---- The data
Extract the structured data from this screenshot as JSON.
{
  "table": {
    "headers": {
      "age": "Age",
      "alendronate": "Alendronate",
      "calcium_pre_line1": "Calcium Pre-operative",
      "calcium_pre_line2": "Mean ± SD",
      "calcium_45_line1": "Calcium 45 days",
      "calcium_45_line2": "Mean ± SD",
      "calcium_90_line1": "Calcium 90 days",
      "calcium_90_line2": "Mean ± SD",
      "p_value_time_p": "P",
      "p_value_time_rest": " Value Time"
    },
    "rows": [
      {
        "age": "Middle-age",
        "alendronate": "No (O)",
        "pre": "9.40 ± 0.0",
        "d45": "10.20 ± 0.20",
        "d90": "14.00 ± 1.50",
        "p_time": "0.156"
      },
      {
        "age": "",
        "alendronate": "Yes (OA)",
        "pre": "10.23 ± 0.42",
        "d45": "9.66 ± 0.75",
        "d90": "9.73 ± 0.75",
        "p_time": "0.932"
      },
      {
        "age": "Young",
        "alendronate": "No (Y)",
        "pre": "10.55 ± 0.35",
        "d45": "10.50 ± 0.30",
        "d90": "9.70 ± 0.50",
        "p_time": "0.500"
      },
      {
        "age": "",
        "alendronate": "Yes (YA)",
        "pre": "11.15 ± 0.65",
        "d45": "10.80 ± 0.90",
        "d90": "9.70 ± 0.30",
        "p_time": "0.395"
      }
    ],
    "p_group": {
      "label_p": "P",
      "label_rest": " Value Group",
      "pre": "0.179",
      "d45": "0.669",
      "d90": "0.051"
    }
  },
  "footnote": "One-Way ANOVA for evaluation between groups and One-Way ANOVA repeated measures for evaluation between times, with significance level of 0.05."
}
--------
**What to work on:**
Extract the whole listing, character for character.

**Exercise result:**
Extract the structured data from this screenshot as JSON.
{
  "table": {
    "headers": {
      "age": "Age",
      "alendronate": "Alendronate",
      "calcium_pre_line1": "Calcium Pre-operative",
      "calcium_pre_line2": "Mean ± SD",
      "calcium_45_line1": "Calcium 45 days",
      "calcium_45_line2": "Mean ± SD",
      "calcium_90_line1": "Calcium 90 days",
      "calcium_90_line2": "Mean ± SD",
      "p_value_time_p": "P",
      "p_value_time_rest": " Value Time"
    },
    "rows": [
      {
        "age": "Middle-age",
        "alendronate": "No (O)",
        "pre": "9.40 ± 0.0",
        "d45": "10.20 ± 0.20",
        "d90": "14.00 ± 1.50",
        "p_time": "0.156"
      },
      {
        "age": "",
        "alendronate": "Yes (OA)",
        "pre": "10.23 ± 0.42",
        "d45": "9.66 ± 0.75",
        "d90": "9.73 ± 0.75",
        "p_time": "0.932"
      },
      {
        "age": "Young",
        "alendronate": "No (Y)",
        "pre": "10.55 ± 0.35",
        "d45": "10.50 ± 0.30",
        "d90": "9.70 ± 0.50",
        "p_time": "0.500"
      },
      {
        "age": "",
        "alendronate": "Yes (YA)",
        "pre": "11.15 ± 0.65",
        "d45": "10.80 ± 0.90",
        "d90": "9.70 ± 0.30",
        "p_time": "0.395"
      }
    ],
    "p_group": {
      "label_p": "P",
      "label_rest": " Value Group",
      "pre": "0.179",
      "d45": "0.669",
      "d90": "0.051"
    }
  },
  "footnote": "One-Way ANOVA for evaluation between groups and One-Way ANOVA repeated measures for evaluation between times, with significance level of 0.05."
}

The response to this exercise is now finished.